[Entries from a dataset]
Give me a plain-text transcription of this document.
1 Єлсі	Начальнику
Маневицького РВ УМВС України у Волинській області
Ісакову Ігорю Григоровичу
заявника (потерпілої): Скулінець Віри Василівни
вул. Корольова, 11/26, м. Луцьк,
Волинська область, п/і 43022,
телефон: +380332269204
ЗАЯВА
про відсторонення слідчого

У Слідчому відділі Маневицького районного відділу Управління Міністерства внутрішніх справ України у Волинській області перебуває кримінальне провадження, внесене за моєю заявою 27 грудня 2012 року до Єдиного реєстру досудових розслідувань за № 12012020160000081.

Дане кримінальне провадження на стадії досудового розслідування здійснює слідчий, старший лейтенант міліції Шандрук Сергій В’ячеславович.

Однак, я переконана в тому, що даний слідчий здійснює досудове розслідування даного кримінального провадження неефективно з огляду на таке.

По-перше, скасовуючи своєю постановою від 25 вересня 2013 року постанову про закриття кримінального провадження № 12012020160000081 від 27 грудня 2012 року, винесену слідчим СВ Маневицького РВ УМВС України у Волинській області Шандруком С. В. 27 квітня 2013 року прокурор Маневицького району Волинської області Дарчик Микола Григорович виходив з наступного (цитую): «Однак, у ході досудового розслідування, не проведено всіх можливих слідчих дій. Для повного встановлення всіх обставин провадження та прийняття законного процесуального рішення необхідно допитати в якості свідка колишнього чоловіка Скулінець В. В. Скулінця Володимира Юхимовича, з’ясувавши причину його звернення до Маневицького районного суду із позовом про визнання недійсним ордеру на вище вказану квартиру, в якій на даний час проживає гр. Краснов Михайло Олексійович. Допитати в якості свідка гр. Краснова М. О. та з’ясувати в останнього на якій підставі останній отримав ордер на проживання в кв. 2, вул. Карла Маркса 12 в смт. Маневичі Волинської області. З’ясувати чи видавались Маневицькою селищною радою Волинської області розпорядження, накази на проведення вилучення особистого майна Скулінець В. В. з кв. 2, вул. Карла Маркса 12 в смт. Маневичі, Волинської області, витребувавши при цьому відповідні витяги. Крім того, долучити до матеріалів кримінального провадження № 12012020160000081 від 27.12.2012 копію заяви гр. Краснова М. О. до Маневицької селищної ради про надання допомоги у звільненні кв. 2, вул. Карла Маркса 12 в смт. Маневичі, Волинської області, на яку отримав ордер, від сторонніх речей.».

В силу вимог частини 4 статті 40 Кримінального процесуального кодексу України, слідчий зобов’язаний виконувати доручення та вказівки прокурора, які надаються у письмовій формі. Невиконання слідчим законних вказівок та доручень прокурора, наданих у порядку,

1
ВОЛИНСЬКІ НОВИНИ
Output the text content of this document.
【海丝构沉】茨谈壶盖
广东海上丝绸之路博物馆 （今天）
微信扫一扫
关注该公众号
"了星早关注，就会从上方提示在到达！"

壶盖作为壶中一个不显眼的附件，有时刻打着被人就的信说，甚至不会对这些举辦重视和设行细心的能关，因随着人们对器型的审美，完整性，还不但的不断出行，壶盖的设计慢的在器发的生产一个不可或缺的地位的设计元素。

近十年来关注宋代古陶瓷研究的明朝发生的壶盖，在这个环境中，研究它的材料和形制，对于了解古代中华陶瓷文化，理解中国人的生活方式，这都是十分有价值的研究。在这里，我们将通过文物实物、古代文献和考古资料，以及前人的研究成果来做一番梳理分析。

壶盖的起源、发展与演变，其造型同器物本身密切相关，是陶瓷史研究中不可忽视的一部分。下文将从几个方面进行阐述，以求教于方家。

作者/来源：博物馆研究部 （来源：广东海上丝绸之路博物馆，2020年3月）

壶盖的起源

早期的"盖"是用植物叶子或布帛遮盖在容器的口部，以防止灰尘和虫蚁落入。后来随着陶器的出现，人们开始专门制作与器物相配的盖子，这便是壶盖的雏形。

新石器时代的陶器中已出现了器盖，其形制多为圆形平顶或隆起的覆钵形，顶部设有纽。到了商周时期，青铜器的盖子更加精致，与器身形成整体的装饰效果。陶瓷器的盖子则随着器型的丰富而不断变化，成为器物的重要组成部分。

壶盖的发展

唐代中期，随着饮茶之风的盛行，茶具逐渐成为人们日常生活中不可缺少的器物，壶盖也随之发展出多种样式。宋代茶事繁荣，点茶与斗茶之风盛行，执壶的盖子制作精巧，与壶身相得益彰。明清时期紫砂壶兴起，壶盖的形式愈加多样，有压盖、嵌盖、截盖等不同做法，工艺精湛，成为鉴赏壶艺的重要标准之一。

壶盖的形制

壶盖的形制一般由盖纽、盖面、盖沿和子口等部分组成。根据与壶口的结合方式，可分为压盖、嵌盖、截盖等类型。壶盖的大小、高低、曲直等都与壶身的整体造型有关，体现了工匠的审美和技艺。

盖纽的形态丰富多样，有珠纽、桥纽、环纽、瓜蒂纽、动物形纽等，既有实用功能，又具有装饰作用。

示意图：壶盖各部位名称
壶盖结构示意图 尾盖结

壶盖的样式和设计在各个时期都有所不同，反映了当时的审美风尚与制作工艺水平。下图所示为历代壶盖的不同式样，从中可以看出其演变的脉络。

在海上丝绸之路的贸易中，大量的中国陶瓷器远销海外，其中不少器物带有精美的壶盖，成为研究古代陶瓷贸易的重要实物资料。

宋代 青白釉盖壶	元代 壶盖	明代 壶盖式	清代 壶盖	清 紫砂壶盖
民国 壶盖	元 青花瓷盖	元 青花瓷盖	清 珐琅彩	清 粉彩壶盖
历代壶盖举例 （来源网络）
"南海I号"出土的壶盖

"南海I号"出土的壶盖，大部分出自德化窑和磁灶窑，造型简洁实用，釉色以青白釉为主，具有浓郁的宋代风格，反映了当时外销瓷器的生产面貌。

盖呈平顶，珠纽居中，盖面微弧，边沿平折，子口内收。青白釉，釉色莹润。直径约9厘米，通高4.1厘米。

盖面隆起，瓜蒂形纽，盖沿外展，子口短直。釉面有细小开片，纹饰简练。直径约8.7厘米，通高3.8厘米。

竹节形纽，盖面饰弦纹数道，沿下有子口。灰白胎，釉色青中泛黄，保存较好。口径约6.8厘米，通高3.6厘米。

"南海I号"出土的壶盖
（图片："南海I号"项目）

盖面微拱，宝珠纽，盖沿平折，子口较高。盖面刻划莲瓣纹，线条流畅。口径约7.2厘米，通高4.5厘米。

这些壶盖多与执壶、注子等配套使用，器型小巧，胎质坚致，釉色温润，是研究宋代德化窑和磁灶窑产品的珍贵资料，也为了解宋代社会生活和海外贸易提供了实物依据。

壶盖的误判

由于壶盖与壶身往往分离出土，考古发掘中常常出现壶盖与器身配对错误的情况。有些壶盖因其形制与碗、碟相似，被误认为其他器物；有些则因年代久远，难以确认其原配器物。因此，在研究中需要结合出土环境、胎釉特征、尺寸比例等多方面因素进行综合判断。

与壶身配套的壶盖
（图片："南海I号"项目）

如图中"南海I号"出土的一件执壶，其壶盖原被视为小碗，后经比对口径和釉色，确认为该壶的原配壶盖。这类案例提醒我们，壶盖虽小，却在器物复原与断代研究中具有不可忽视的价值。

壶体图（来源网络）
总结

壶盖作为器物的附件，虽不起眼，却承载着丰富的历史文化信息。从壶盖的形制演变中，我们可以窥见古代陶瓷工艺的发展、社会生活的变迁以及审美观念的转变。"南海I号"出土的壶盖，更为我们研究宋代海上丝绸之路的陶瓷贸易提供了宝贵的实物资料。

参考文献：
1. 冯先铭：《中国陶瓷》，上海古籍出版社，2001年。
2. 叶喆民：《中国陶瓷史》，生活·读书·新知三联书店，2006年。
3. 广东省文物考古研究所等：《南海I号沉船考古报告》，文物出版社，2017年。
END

_Directions_. Which lines include the word "здійснює"? Copy every one of them.

_Task output_.
Дане кримінальне провадження на стадії досудового розслідування здійснює слідчий, старший лейтенант міліції Шандрук Сергій В’ячеславович.
Однак, я переконана в тому, що даний слідчий здійснює досудове розслідування даного кримінального провадження неефективно з огляду на таке.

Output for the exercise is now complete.